Entries with figure data
□ □ □ □ □ □ □

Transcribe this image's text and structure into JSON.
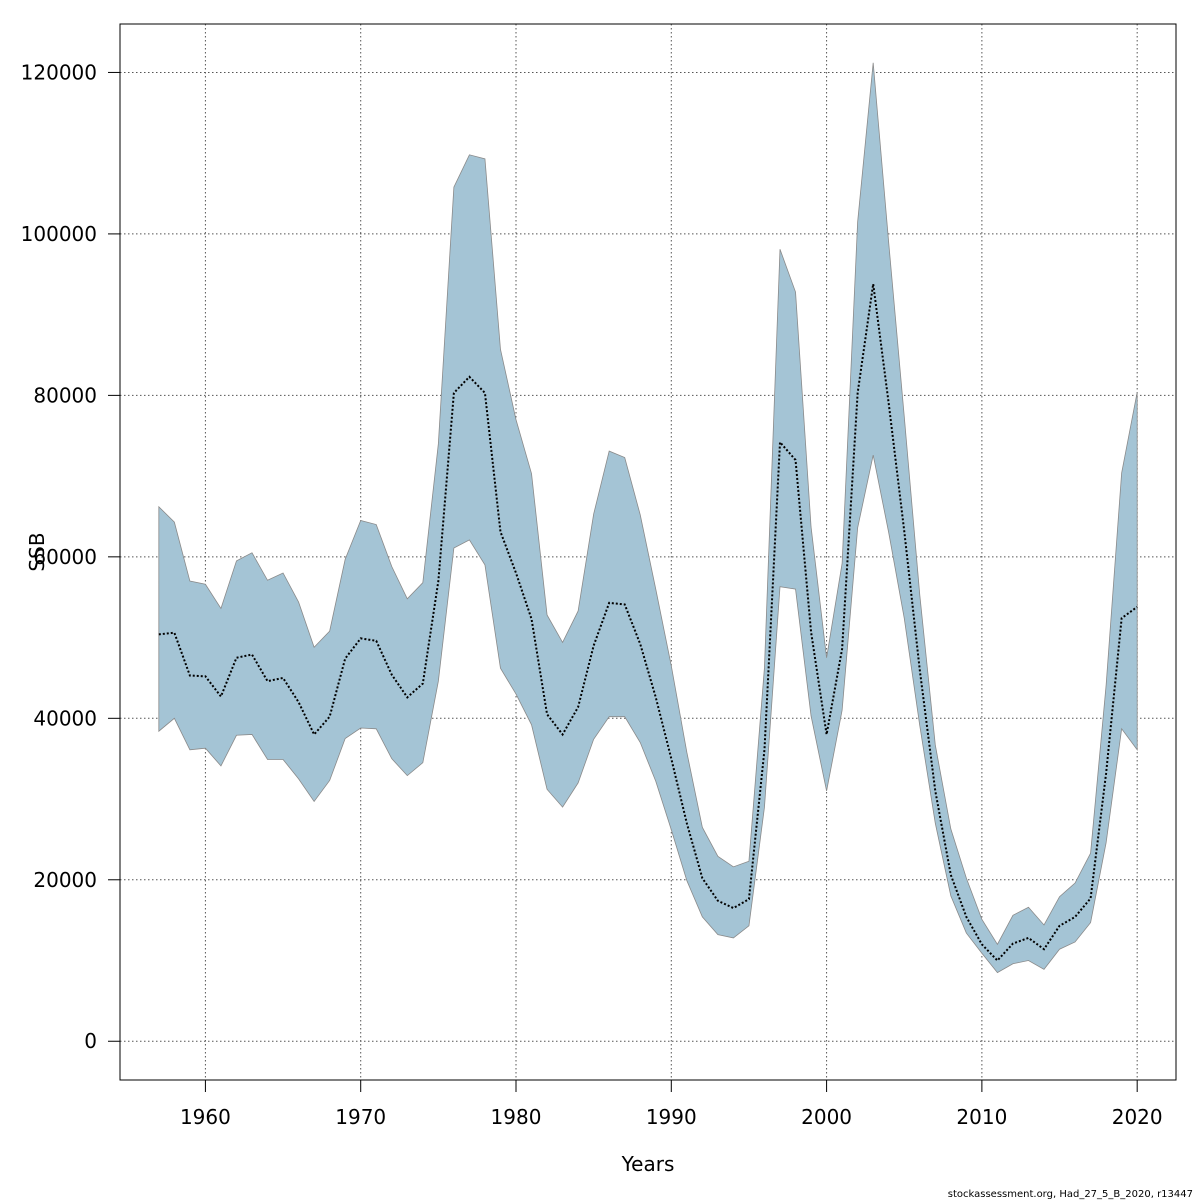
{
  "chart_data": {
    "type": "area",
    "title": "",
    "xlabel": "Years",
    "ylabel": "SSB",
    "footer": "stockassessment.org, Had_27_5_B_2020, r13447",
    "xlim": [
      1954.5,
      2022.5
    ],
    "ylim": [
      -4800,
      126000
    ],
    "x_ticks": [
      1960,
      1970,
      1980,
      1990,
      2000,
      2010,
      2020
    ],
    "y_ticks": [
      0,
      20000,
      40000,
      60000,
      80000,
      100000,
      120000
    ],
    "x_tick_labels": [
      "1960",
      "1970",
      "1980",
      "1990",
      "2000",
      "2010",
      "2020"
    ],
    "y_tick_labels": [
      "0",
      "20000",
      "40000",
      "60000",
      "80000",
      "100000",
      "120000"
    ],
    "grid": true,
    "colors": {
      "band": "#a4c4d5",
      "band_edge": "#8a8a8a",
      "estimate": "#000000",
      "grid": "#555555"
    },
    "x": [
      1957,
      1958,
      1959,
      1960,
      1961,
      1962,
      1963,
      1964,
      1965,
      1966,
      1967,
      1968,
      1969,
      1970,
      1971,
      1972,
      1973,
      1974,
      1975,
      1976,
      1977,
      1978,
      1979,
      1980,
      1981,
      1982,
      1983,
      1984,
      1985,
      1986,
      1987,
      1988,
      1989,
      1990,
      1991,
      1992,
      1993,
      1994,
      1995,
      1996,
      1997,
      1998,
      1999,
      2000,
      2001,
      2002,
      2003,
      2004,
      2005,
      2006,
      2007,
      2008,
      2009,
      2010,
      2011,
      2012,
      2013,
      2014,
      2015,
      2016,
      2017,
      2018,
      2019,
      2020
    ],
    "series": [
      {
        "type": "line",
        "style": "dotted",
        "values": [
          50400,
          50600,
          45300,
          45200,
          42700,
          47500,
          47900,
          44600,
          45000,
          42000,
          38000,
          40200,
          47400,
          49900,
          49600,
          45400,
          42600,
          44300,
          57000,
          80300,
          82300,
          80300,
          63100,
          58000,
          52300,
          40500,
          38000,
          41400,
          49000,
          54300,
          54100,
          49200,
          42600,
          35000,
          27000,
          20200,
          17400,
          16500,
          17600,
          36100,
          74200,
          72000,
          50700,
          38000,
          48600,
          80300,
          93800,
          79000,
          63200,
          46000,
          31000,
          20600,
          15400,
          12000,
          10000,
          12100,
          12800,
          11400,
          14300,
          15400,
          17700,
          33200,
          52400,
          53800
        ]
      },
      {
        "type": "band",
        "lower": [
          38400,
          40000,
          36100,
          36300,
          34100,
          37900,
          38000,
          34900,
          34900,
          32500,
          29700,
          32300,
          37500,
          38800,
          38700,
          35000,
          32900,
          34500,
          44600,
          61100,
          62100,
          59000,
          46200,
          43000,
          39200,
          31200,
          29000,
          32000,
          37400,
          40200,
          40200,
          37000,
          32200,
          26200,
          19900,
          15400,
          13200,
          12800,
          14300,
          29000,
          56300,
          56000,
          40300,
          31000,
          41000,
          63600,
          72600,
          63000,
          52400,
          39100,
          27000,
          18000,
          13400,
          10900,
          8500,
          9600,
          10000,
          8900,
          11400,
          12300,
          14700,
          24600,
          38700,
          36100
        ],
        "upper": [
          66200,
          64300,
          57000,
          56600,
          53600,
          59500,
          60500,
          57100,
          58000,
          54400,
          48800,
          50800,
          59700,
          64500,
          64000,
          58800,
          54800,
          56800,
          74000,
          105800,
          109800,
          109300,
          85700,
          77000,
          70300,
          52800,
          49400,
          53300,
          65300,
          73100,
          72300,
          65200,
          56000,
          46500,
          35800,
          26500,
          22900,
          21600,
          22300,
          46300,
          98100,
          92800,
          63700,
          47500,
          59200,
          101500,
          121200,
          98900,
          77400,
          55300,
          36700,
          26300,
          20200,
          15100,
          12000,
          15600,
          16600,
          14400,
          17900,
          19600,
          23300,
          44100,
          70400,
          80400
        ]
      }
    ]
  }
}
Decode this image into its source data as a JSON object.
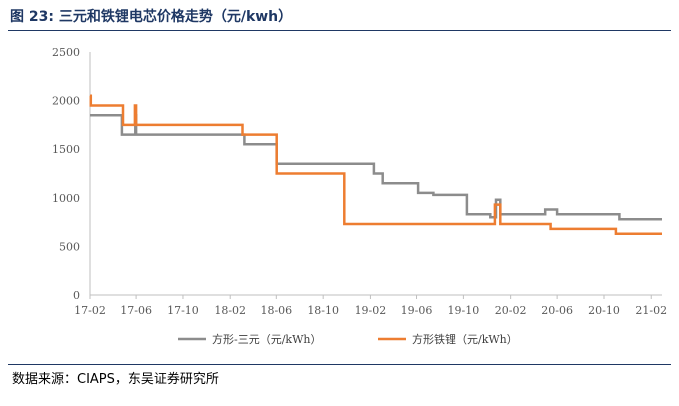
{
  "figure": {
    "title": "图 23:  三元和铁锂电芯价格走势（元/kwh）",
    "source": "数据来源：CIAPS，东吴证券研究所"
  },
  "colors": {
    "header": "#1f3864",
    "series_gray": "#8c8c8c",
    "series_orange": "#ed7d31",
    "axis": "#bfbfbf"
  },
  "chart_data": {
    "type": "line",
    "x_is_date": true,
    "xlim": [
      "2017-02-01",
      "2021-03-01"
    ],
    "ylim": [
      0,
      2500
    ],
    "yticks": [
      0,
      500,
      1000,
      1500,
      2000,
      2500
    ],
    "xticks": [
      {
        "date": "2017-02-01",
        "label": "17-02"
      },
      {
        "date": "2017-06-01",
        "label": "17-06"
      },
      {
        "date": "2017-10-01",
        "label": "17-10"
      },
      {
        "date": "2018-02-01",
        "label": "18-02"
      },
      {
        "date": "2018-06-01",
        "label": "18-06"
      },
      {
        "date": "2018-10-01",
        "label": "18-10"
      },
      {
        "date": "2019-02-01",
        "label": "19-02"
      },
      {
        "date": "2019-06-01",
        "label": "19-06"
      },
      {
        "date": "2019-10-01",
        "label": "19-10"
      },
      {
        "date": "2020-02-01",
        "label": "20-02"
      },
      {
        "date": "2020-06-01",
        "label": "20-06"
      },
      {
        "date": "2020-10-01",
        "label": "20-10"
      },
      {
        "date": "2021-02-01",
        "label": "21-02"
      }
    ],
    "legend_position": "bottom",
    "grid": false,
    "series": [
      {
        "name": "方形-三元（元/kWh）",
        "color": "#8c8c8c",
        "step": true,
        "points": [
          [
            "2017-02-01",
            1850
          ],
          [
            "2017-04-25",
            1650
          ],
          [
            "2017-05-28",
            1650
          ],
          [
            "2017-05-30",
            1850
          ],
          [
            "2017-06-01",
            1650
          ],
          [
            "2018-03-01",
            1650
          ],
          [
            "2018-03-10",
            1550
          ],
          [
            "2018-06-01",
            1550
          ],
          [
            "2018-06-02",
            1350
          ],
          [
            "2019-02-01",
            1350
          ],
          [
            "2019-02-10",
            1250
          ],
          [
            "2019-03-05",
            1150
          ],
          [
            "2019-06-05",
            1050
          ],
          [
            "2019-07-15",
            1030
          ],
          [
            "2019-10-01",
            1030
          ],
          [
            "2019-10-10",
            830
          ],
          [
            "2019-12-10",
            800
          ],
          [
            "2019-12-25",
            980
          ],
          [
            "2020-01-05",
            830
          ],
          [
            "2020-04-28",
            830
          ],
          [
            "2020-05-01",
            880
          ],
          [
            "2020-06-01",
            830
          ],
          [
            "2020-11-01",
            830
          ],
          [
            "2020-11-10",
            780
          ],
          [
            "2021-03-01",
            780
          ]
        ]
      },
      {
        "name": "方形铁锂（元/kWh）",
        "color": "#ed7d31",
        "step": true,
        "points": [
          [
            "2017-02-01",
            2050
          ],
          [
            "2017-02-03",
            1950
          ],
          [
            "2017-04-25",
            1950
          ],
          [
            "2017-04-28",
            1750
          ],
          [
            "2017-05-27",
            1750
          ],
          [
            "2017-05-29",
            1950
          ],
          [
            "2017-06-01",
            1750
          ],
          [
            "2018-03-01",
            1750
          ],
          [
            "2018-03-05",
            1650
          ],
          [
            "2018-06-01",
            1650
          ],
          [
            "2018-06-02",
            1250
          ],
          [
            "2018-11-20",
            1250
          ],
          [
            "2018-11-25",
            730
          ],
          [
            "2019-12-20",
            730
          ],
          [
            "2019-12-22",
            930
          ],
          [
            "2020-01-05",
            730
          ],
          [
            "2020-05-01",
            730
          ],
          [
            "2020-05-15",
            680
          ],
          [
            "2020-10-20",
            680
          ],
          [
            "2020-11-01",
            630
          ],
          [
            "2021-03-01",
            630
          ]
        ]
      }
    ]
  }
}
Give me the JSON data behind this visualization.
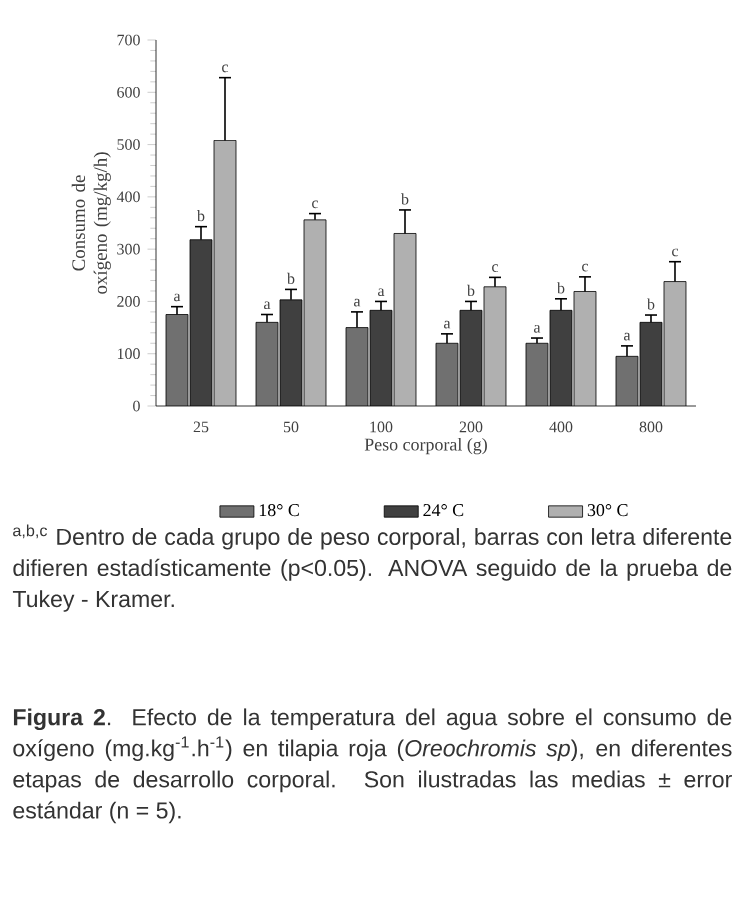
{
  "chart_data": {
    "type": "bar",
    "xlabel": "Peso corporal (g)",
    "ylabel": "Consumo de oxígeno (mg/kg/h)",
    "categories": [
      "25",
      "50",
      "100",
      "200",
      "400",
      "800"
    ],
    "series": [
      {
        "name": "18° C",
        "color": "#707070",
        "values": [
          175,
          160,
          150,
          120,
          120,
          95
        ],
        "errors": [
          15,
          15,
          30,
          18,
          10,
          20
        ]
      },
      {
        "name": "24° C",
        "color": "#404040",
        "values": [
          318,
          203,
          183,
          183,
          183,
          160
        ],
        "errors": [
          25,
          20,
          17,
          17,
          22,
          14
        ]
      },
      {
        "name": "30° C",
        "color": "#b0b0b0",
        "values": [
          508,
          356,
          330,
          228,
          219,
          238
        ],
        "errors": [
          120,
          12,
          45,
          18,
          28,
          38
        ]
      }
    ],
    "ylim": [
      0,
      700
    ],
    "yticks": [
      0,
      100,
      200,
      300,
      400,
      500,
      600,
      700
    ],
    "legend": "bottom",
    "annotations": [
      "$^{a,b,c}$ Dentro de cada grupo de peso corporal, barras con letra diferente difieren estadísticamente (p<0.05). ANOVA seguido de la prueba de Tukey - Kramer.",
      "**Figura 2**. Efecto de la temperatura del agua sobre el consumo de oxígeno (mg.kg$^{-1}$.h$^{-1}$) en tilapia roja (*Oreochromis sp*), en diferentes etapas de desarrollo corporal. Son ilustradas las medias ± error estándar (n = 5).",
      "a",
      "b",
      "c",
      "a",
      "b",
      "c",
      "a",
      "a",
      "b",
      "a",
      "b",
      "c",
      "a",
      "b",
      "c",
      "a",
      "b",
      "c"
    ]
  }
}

□ □ □ □ □ □ □

Show the lines of the records that contain the word "true".

> [REPLY TO THE TASK]
    "grid": true,
    "x_is_date": true,
        "step": true,
        "step": true,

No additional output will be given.